→ **DOCUMENT EXCERPT**

Feature Focus: Body Tracker

  • May 17, 2021
  • 42 replies
  • 34790 views

Live-perform character animation using your body. Powered by Adobe Sensei, Body Tracker automatically detects human body movement using a web cam and applies it to your character in real time to create animation. For example, you can track your arms, torso, and legs automatically.

 

 

Get started now with an example puppet

  1. Download the Hopscotch_Body Tracking puppet.
  2. Open Character Animator (Beta), choose File > Import, and then select the downloaded .puppet file.
  3. Click the Add to New Scene button at the bottom of the Project panel to create a scene for the puppet.
  4. In the Camera & Microphone panel, make sure the Camera Input button () and Body Tracker Input button () are both turned on. If off (gray), click it to enable that input.
  5. Now try moving your body, waving your arms, and if you’re far enough from the camera to see your lower body, raising your feet. Body tracking is that simple!

Additional example puppets are available for you to try out.

 

Control body tracking

Puppets that respond to body tracking use the Body behavior. When a puppet track is selected in the Timeline panel, the Properties panel shows the Body behavior (among others) that is applied to the puppet. It is this behavior that allow you to customize how the Body Tracker works. For example:

  • Set When Tracking Stops to how you want the tracked parts of your puppet’s body to move when your body can’t be tracked for some reason, such as if your legs or arms move out of view from the camera. Hold in Place keeps the tracked handles where they last were before tracking was lost. The Return to Rest and Snap to Rest options, instead, will move the handles to the default state of the artwork, with the former option allowing you to control how fast it moves back with the Return Speed value, whereas the latter option moves back immediately.
  • Select the specific Tracked Handles on your puppet that you want to be controlled by your body movement. By default, just the wrists are tracked.

When you want to capture your body tracking performance to later export to a movie file or use in an After Effects or Premiere Pro project, you’ll want to record the performance (Help documentation on recording in Character Animator).

 

Set up your own puppet for body tracking

The Body behavior lets you control your puppet’s arms, legs, and torso by moving your body in front of your web cam. When you use the Body behavior, be sure to also have the Face behavior applied to control the position of the character and to track your facial expressions. You can also use the Limb IK behavior to prevent limb stretching, inconsistent arm bending, and foot sliding.

 

Setup

After importing your artwork into Character Animator, do the following steps to rig the puppet so that the Body Tracker can control it:

  1. Open the puppet in Rig mode.
  2. In the Properties panel’s Behaviors section, click “+”, and then add the Body behavior.

→ **EXCERPTED DATA**
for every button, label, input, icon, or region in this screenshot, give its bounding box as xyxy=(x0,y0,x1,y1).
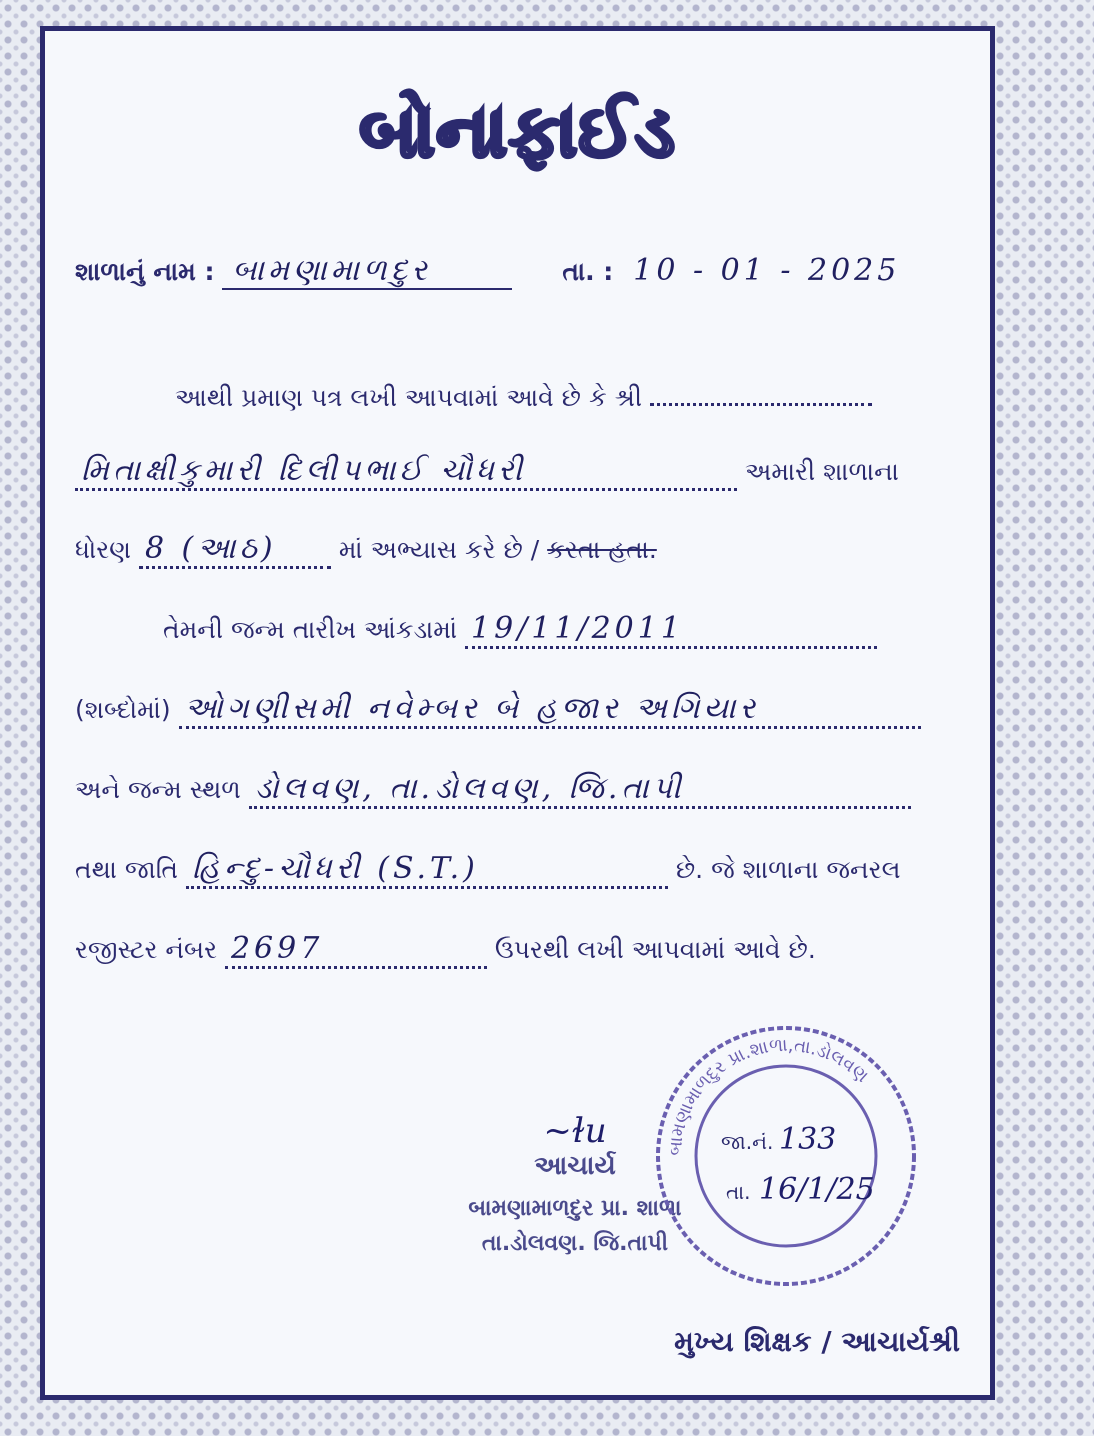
school-row xyxy=(75,253,980,290)
stamp-place: તા.ડોલવણ. જિ.તાપી xyxy=(481,1231,669,1256)
caste-row xyxy=(75,851,980,889)
dob-digits: 19/11/2011 xyxy=(465,611,877,649)
standard-row xyxy=(75,531,980,569)
signature: ~ɫu xyxy=(543,1111,607,1151)
register-label: રજીસ્ટર નંબર xyxy=(75,935,217,964)
stamp-school: બામણામાળદુર પ્રા. શાળા xyxy=(468,1196,682,1221)
intro-text: આથી પ્રમાણ પત્ર લખી આપવામાં આવે છે કે શ્રી xyxy=(175,383,643,412)
birthplace-label: અને જન્મ સ્થળ xyxy=(75,775,241,804)
seal-date: 16/1/25 xyxy=(759,1172,875,1207)
standard-struck: કરતા હતા. xyxy=(547,535,657,564)
dob-words-label: (શબ્દોમાં) xyxy=(75,695,171,724)
student-name: મિતાક્ષીકુમારી દિલીપભાઈ ચૌધરી xyxy=(75,453,737,491)
seal-number-label: જા.નં. xyxy=(721,1130,774,1154)
caste-value: હિન્દુ-ચૌધરી (S.T.) xyxy=(186,851,668,889)
school-label: શાળાનું નામ : xyxy=(75,257,215,286)
register-number: 2697 xyxy=(225,931,487,969)
birthplace-row xyxy=(75,771,980,809)
certificate-title: બોનાફાઈડ xyxy=(359,89,676,173)
standard-value: 8 (આઠ) xyxy=(139,531,331,569)
register-suffix: ઉપરથી લખી આપવામાં આવે છે. xyxy=(494,935,816,964)
dob-words-row xyxy=(75,691,980,729)
date-value: 10 - 01 - 2025 xyxy=(633,253,901,288)
standard-suffix: માં અભ્યાસ કરે છે / xyxy=(338,535,540,564)
dob-row xyxy=(163,611,980,649)
standard-label: ધોરણ xyxy=(75,535,131,564)
student-suffix: અમારી શાળાના xyxy=(744,457,899,486)
student-row xyxy=(75,453,980,491)
dob-label: તેમની જન્મ તારીખ આંકડામાં xyxy=(163,615,458,644)
date-label: તા. : xyxy=(562,257,614,286)
certificate-card xyxy=(40,26,995,1400)
intro-dots xyxy=(650,403,872,406)
round-seal xyxy=(651,1021,921,1291)
caste-suffix: છે. જે શાળાના જનરલ xyxy=(675,855,901,884)
caste-label: તથા જાતિ xyxy=(75,855,178,884)
register-row xyxy=(75,931,980,969)
seal-number: 133 xyxy=(779,1122,837,1157)
school-name: બામણામાળદુર xyxy=(222,253,512,290)
stamp-role: આચાર્ય xyxy=(534,1151,616,1181)
seal-ring-text: બામણામાળદુર પ્રા.શાળા,તા.ડોલવણ xyxy=(664,1034,873,1157)
intro-row xyxy=(175,383,980,413)
seal-date-label: તા. xyxy=(726,1180,751,1204)
dob-words: ઓગણીસમી નવેમ્બર બે હજાર અગિયાર xyxy=(179,691,921,729)
footer-signatory: મુખ્ય શિક્ષક / આચાર્યશ્રી xyxy=(674,1325,960,1358)
birthplace-value: ડોલવણ, તા.ડોલવણ, જિ.તાપી xyxy=(249,771,911,809)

→ **DIRECTIVES**
• A. Summarize the Body Tracker text in two sentences.
• B. Copy out word for word everything in the Body Tracker text from "2. Open Character" down to "to try out.".

→ **OUTPUTS FOR THE TASKS**
• A. Body Tracker, powered by Adobe Sensei, detects human body movement through a web cam and applies it to a character in real time to create animation, and an example puppet can be imported into Character Animator (Beta) to try it out. Puppets respond to body tracking through the Body behavior, whose settings control what tracked parts do when tracking stops and which handles are tracked, and a puppet can be rigged for it by opening it in Rig mode and adding the Body behavior.

• B.
2. Open Character Animator (Beta), choose File > Import, and then select the downloaded .puppet file.
  3. Click the Add to New Scene button at the bottom of the Project panel to create a scene for the puppet.
  4. In the Camera & Microphone panel, make sure the Camera Input button () and Body Tracker Input button () are both turned on. If off (gray), click it to enable that input.
  5. Now try moving your body, waving your arms, and if you’re far enough from the camera to see your lower body, raising your feet. Body tracking is that simple!

Additional example puppets are available for you to try out.